Pictures in the data below are not part of the copy; transcribe everything else exactly.
-- Start --
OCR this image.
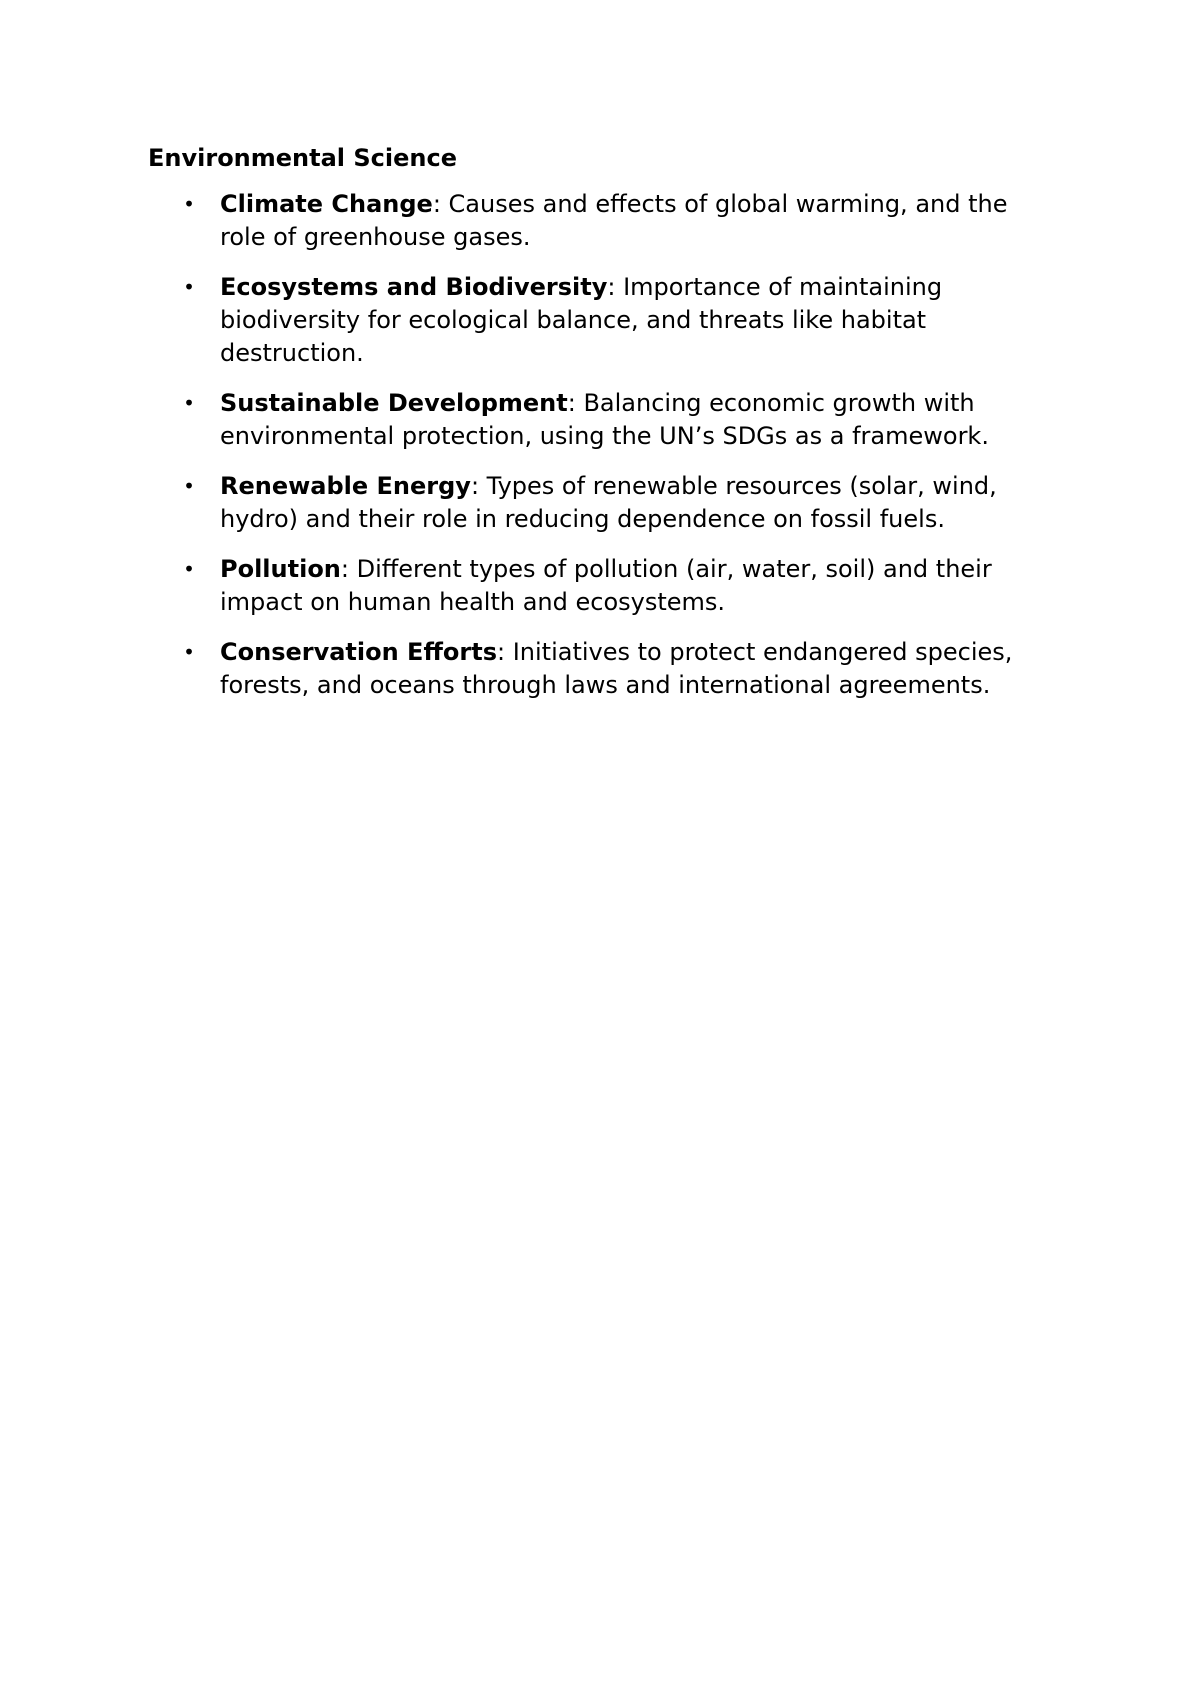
Environmental Science
• Climate Change: Causes and effects of global warming, and the role of greenhouse gases.
• Ecosystems and Biodiversity: Importance of maintaining biodiversity for ecological balance, and threats like habitat destruction.
• Sustainable Development: Balancing economic growth with environmental protection, using the UN’s SDGs as a framework.
• Renewable Energy: Types of renewable resources (solar, wind, hydro) and their role in reducing dependence on fossil fuels.
• Pollution: Different types of pollution (air, water, soil) and their impact on human health and ecosystems.
• Conservation Efforts: Initiatives to protect endangered species, forests, and oceans through laws and international agreements.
-- End --
§ RESULT OF THE TASK
OCR this image.
Environmental Science
• Climate Change: Causes and effects of global warming, and the role of greenhouse gases.
• Ecosystems and Biodiversity: Importance of maintaining biodiversity for ecological balance, and threats like habitat destruction.
• Sustainable Development: Balancing economic growth with environmental protection, using the UN’s SDGs as a framework.
• Renewable Energy: Types of renewable resources (solar, wind, hydro) and their role in reducing dependence on fossil fuels.
• Pollution: Different types of pollution (air, water, soil) and their impact on human health and ecosystems.
• Conservation Efforts: Initiatives to protect endangered species, forests, and oceans through laws and international agreements.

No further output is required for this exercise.